▶ Recorded data:

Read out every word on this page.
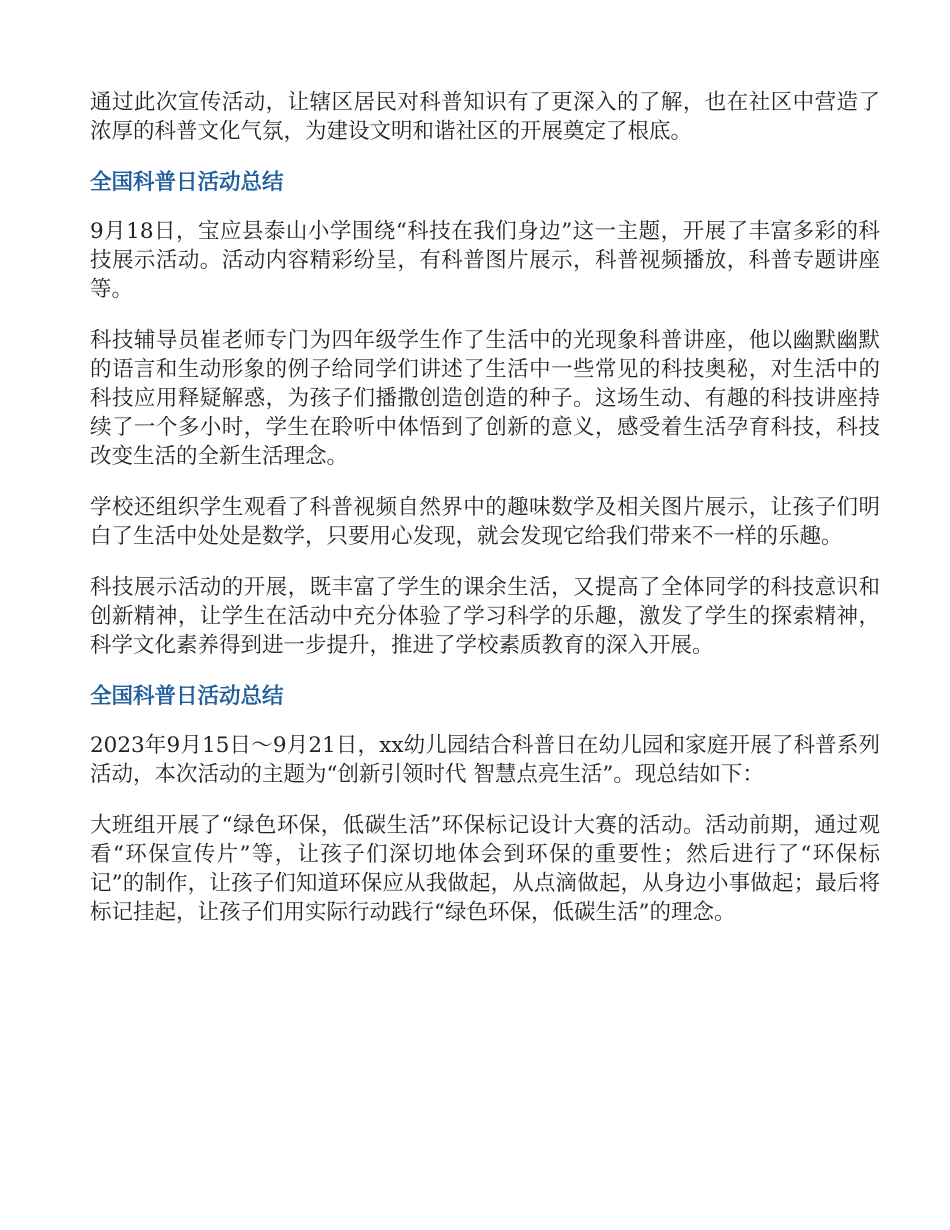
通过此次宣传活动，让辖区居民对科普知识有了更深入的了解，也在社区中营造了浓厚的科普文化气氛，为建设文明和谐社区的开展奠定了根底。

全国科普日活动总结

9月18日，宝应县泰山小学围绕“科技在我们身边”这一主题，开展了丰富多彩的科技展示活动。活动内容精彩纷呈，有科普图片展示，科普视频播放，科普专题讲座等。

科技辅导员崔老师专门为四年级学生作了生活中的光现象科普讲座，他以幽默幽默的语言和生动形象的例子给同学们讲述了生活中一些常见的科技奥秘，对生活中的科技应用释疑解惑，为孩子们播撒创造创造的种子。这场生动、有趣的科技讲座持续了一个多小时，学生在聆听中体悟到了创新的意义，感受着生活孕育科技，科技改变生活的全新生活理念。

学校还组织学生观看了科普视频自然界中的趣味数学及相关图片展示，让孩子们明白了生活中处处是数学，只要用心发现，就会发现它给我们带来不一样的乐趣。

科技展示活动的开展，既丰富了学生的课余生活，又提高了全体同学的科技意识和创新精神，让学生在活动中充分体验了学习科学的乐趣，激发了学生的探索精神，科学文化素养得到进一步提升，推进了学校素质教育的深入开展。

全国科普日活动总结

2023年9月15日～9月21日，xx幼儿园结合科普日在幼儿园和家庭开展了科普系列活动，本次活动的主题为“创新引领时代 智慧点亮生活”。现总结如下：

大班组开展了“绿色环保，低碳生活”环保标记设计大赛的活动。活动前期，通过观看“环保宣传片”等，让孩子们深切地体会到环保的重要性；然后进行了“环保标记”的制作，让孩子们知道环保应从我做起，从点滴做起，从身边小事做起；最后将标记挂起，让孩子们用实际行动践行“绿色环保，低碳生活”的理念。
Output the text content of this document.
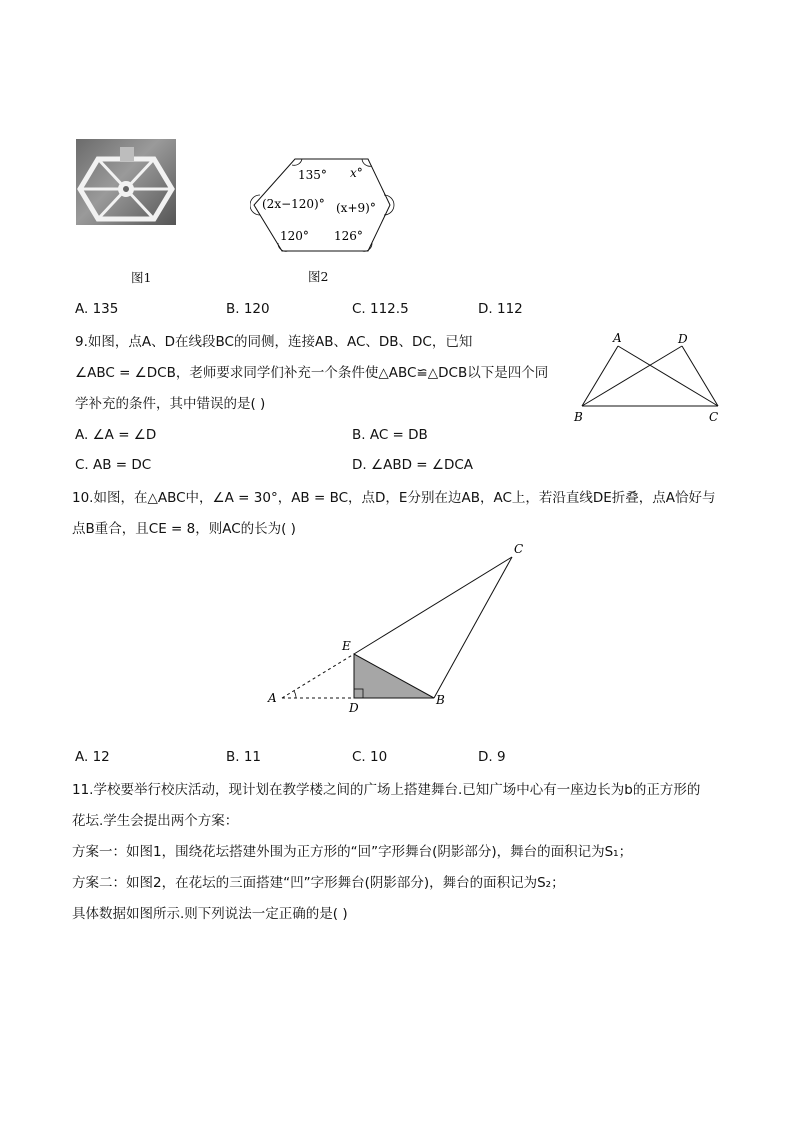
图1
135° x°
(2x−120)° (x+9)°
120° 126°
图2
A. 135	B. 120	C. 112.5	D. 112
9.如图，点A、D在线段BC的同侧，连接AB、AC、DB、DC，已知
∠ABC = ∠DCB，老师要求同学们补充一个条件使△ABC≌△DCB以下是四个同
学补充的条件，其中错误的是( )
A	D
B	C
A. ∠A = ∠D	B. AC = DB
C. AB = DC	D. ∠ABD = ∠DCA
10.如图，在△ABC中，∠A = 30°，AB = BC，点D，E分别在边AB，AC上，若沿直线DE折叠，点A恰好与
点B重合，且CE = 8，则AC的长为( )
C
E
A
D
B
A. 12	B. 11	C. 10	D. 9
11.学校要举行校庆活动，现计划在教学楼之间的广场上搭建舞台.已知广场中心有一座边长为b的正方形的
花坛.学生会提出两个方案：
方案一：如图1，围绕花坛搭建外围为正方形的“回”字形舞台(阴影部分)，舞台的面积记为S₁；
方案二：如图2，在花坛的三面搭建“凹”字形舞台(阴影部分)，舞台的面积记为S₂；
具体数据如图所示.则下列说法一定正确的是( )
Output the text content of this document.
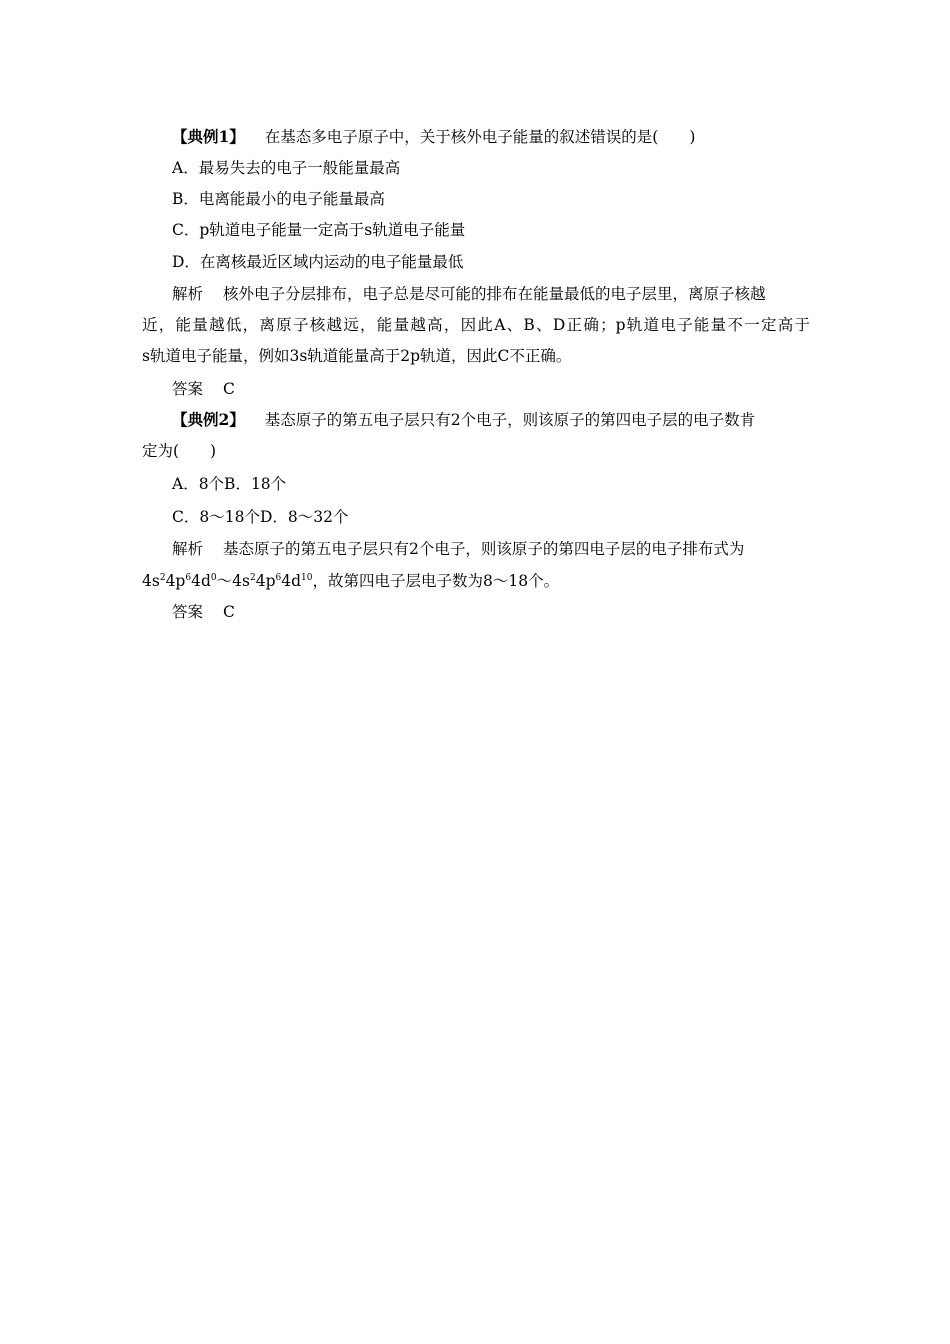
【典例1】 在基态多电子原子中，关于核外电子能量的叙述错误的是(　　)
A．最易失去的电子一般能量最高
B．电离能最小的电子能量最高
C．p轨道电子能量一定高于s轨道电子能量
D．在离核最近区域内运动的电子能量最低
解析 核外电子分层排布，电子总是尽可能的排布在能量最低的电子层里，离原子核越
近，能量越低，离原子核越远，能量越高，因此A、B、D正确；p轨道电子能量不一定高于
s轨道电子能量，例如3s轨道能量高于2p轨道，因此C不正确。
答案 C
【典例2】 基态原子的第五电子层只有2个电子，则该原子的第四电子层的电子数肯
定为(　　)
A．8个B．18个
C．8～18个D．8～32个
解析 基态原子的第五电子层只有2个电子，则该原子的第四电子层的电子排布式为
$4s^24p^64d^0\sim 4s^24p^64d^{10}$，故第四电子层电子数为8～18个。
答案 C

▶ SHORT PROBLEM: Each record must be quoted in full and exactly. Do not include the pictures.

▶ RESPONSE:
Read out every word on this page.
通过此次宣传活动，让辖区居民对科普知识有了更深入的了解，也在社区中营造了浓厚的科普文化气氛，为建设文明和谐社区的开展奠定了根底。

全国科普日活动总结

9月18日，宝应县泰山小学围绕“科技在我们身边”这一主题，开展了丰富多彩的科技展示活动。活动内容精彩纷呈，有科普图片展示，科普视频播放，科普专题讲座等。

科技辅导员崔老师专门为四年级学生作了生活中的光现象科普讲座，他以幽默幽默的语言和生动形象的例子给同学们讲述了生活中一些常见的科技奥秘，对生活中的科技应用释疑解惑，为孩子们播撒创造创造的种子。这场生动、有趣的科技讲座持续了一个多小时，学生在聆听中体悟到了创新的意义，感受着生活孕育科技，科技改变生活的全新生活理念。

学校还组织学生观看了科普视频自然界中的趣味数学及相关图片展示，让孩子们明白了生活中处处是数学，只要用心发现，就会发现它给我们带来不一样的乐趣。

科技展示活动的开展，既丰富了学生的课余生活，又提高了全体同学的科技意识和创新精神，让学生在活动中充分体验了学习科学的乐趣，激发了学生的探索精神，科学文化素养得到进一步提升，推进了学校素质教育的深入开展。

全国科普日活动总结

2023年9月15日～9月21日，xx幼儿园结合科普日在幼儿园和家庭开展了科普系列活动，本次活动的主题为“创新引领时代 智慧点亮生活”。现总结如下：

大班组开展了“绿色环保，低碳生活”环保标记设计大赛的活动。活动前期，通过观看“环保宣传片”等，让孩子们深切地体会到环保的重要性；然后进行了“环保标记”的制作，让孩子们知道环保应从我做起，从点滴做起，从身边小事做起；最后将标记挂起，让孩子们用实际行动践行“绿色环保，低碳生活”的理念。
Output the text content of this document.
图1
135° x°
(2x−120)° (x+9)°
120° 126°
图2
A. 135	B. 120	C. 112.5	D. 112
9.如图，点A、D在线段BC的同侧，连接AB、AC、DB、DC，已知
∠ABC = ∠DCB，老师要求同学们补充一个条件使△ABC≌△DCB以下是四个同
学补充的条件，其中错误的是( )
A	D
B	C
A. ∠A = ∠D	B. AC = DB
C. AB = DC	D. ∠ABD = ∠DCA
10.如图，在△ABC中，∠A = 30°，AB = BC，点D，E分别在边AB，AC上，若沿直线DE折叠，点A恰好与
点B重合，且CE = 8，则AC的长为( )
C
E
A
D
B
A. 12	B. 11	C. 10	D. 9
11.学校要举行校庆活动，现计划在教学楼之间的广场上搭建舞台.已知广场中心有一座边长为b的正方形的
花坛.学生会提出两个方案：
方案一：如图1，围绕花坛搭建外围为正方形的“回”字形舞台(阴影部分)，舞台的面积记为S₁；
方案二：如图2，在花坛的三面搭建“凹”字形舞台(阴影部分)，舞台的面积记为S₂；
具体数据如图所示.则下列说法一定正确的是( )
Output the text content of this document.
【典例1】 在基态多电子原子中，关于核外电子能量的叙述错误的是(　　)
A．最易失去的电子一般能量最高
B．电离能最小的电子能量最高
C．p轨道电子能量一定高于s轨道电子能量
D．在离核最近区域内运动的电子能量最低
解析 核外电子分层排布，电子总是尽可能的排布在能量最低的电子层里，离原子核越
近，能量越低，离原子核越远，能量越高，因此A、B、D正确；p轨道电子能量不一定高于
s轨道电子能量，例如3s轨道能量高于2p轨道，因此C不正确。
答案 C
【典例2】 基态原子的第五电子层只有2个电子，则该原子的第四电子层的电子数肯
定为(　　)
A．8个B．18个
C．8～18个D．8～32个
解析 基态原子的第五电子层只有2个电子，则该原子的第四电子层的电子排布式为
$4s^24p^64d^0\sim 4s^24p^64d^{10}$，故第四电子层电子数为8～18个。
答案 C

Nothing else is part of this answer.